▶ _EXERCISE BRIEF_: Repeat each entry in full, exactly.

▶ _Data items_:
◇ ◇ ◇ ◇
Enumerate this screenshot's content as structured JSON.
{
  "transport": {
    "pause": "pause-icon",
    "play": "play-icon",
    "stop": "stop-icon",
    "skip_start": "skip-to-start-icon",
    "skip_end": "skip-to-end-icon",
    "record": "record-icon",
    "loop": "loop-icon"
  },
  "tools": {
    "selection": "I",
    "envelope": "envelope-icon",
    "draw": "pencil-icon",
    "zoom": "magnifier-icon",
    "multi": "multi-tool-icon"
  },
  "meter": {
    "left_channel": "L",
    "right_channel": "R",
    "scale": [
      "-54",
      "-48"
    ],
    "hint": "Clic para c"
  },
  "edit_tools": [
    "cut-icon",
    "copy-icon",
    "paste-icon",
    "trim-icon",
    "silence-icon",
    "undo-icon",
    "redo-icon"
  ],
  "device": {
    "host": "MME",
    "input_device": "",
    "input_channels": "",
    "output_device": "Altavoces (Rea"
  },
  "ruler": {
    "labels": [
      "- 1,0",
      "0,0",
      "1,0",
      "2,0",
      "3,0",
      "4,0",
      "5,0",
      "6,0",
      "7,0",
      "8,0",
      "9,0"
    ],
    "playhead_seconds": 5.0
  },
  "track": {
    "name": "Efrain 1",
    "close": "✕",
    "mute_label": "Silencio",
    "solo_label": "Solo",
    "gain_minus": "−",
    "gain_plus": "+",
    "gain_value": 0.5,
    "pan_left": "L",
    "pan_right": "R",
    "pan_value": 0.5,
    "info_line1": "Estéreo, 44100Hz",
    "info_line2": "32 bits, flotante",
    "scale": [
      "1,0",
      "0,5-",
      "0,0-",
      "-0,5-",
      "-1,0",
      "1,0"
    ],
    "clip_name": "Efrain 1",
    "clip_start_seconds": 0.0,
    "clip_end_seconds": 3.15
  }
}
◇ ◇ ◇ ◇
▶ _REPLY_:
Enumerate this screenshot's content as structured JSON.
{
  "transport": {
    "pause": "pause-icon",
    "play": "play-icon",
    "stop": "stop-icon",
    "skip_start": "skip-to-start-icon",
    "skip_end": "skip-to-end-icon",
    "record": "record-icon",
    "loop": "loop-icon"
  },
  "tools": {
    "selection": "I",
    "envelope": "envelope-icon",
    "draw": "pencil-icon",
    "zoom": "magnifier-icon",
    "multi": "multi-tool-icon"
  },
  "meter": {
    "left_channel": "L",
    "right_channel": "R",
    "scale": [
      "-54",
      "-48"
    ],
    "hint": "Clic para c"
  },
  "edit_tools": [
    "cut-icon",
    "copy-icon",
    "paste-icon",
    "trim-icon",
    "silence-icon",
    "undo-icon",
    "redo-icon"
  ],
  "device": {
    "host": "MME",
    "input_device": "",
    "input_channels": "",
    "output_device": "Altavoces (Rea"
  },
  "ruler": {
    "labels": [
      "- 1,0",
      "0,0",
      "1,0",
      "2,0",
      "3,0",
      "4,0",
      "5,0",
      "6,0",
      "7,0",
      "8,0",
      "9,0"
    ],
    "playhead_seconds": 5.0
  },
  "track": {
    "name": "Efrain 1",
    "close": "✕",
    "mute_label": "Silencio",
    "solo_label": "Solo",
    "gain_minus": "−",
    "gain_plus": "+",
    "gain_value": 0.5,
    "pan_left": "L",
    "pan_right": "R",
    "pan_value": 0.5,
    "info_line1": "Estéreo, 44100Hz",
    "info_line2": "32 bits, flotante",
    "scale": [
      "1,0",
      "0,5-",
      "0,0-",
      "-0,5-",
      "-1,0",
      "1,0"
    ],
    "clip_name": "Efrain 1",
    "clip_start_seconds": 0.0,
    "clip_end_seconds": 3.15
  }
}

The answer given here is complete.